## WHAT TO PRODUCE
Reproduce each line exactly.

## Start PROVIDED MATERIAL

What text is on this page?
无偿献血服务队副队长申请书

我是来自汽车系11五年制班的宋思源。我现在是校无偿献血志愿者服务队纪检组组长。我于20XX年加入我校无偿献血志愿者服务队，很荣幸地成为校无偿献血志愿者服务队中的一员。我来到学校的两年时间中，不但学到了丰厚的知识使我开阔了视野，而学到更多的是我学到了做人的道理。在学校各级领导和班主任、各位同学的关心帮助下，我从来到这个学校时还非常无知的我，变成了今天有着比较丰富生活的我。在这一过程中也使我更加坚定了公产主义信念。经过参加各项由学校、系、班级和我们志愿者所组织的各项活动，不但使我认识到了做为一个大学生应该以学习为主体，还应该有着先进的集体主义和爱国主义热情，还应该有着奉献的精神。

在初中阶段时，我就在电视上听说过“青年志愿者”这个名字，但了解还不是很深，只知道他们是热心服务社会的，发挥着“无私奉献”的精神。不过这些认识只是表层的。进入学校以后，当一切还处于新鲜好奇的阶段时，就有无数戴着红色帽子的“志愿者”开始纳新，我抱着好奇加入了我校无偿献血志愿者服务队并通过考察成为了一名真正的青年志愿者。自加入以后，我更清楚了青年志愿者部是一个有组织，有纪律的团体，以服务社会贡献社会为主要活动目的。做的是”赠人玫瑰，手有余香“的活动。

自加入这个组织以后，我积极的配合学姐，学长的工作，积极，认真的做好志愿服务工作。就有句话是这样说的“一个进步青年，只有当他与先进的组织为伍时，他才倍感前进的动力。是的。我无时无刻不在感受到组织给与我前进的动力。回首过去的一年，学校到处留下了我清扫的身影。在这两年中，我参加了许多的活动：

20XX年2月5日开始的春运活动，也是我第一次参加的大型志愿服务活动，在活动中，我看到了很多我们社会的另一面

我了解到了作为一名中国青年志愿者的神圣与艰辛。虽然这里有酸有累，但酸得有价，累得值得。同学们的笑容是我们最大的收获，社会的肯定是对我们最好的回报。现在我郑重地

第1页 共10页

## End PROVIDED MATERIAL

## SOLUTION
What text is on this page?
无偿献血服务队副队长申请书

我是来自汽车系11五年制班的宋思源。我现在是校无偿献血志愿者服务队纪检组组长。我于20XX年加入我校无偿献血志愿者服务队，很荣幸地成为校无偿献血志愿者服务队中的一员。我来到学校的两年时间中，不但学到了丰厚的知识使我开阔了视野，而学到更多的是我学到了做人的道理。在学校各级领导和班主任、各位同学的关心帮助下，我从来到这个学校时还非常无知的我，变成了今天有着比较丰富生活的我。在这一过程中也使我更加坚定了公产主义信念。经过参加各项由学校、系、班级和我们志愿者所组织的各项活动，不但使我认识到了做为一个大学生应该以学习为主体，还应该有着先进的集体主义和爱国主义热情，还应该有着奉献的精神。

在初中阶段时，我就在电视上听说过“青年志愿者”这个名字，但了解还不是很深，只知道他们是热心服务社会的，发挥着“无私奉献”的精神。不过这些认识只是表层的。进入学校以后，当一切还处于新鲜好奇的阶段时，就有无数戴着红色帽子的“志愿者”开始纳新，我抱着好奇加入了我校无偿献血志愿者服务队并通过考察成为了一名真正的青年志愿者。自加入以后，我更清楚了青年志愿者部是一个有组织，有纪律的团体，以服务社会贡献社会为主要活动目的。做的是”赠人玫瑰，手有余香“的活动。

自加入这个组织以后，我积极的配合学姐，学长的工作，积极，认真的做好志愿服务工作。就有句话是这样说的“一个进步青年，只有当他与先进的组织为伍时，他才倍感前进的动力。是的。我无时无刻不在感受到组织给与我前进的动力。回首过去的一年，学校到处留下了我清扫的身影。在这两年中，我参加了许多的活动：

20XX年2月5日开始的春运活动，也是我第一次参加的大型志愿服务活动，在活动中，我看到了很多我们社会的另一面

我了解到了作为一名中国青年志愿者的神圣与艰辛。虽然这里有酸有累，但酸得有价，累得值得。同学们的笑容是我们最大的收获，社会的肯定是对我们最好的回报。现在我郑重地

第1页 共10页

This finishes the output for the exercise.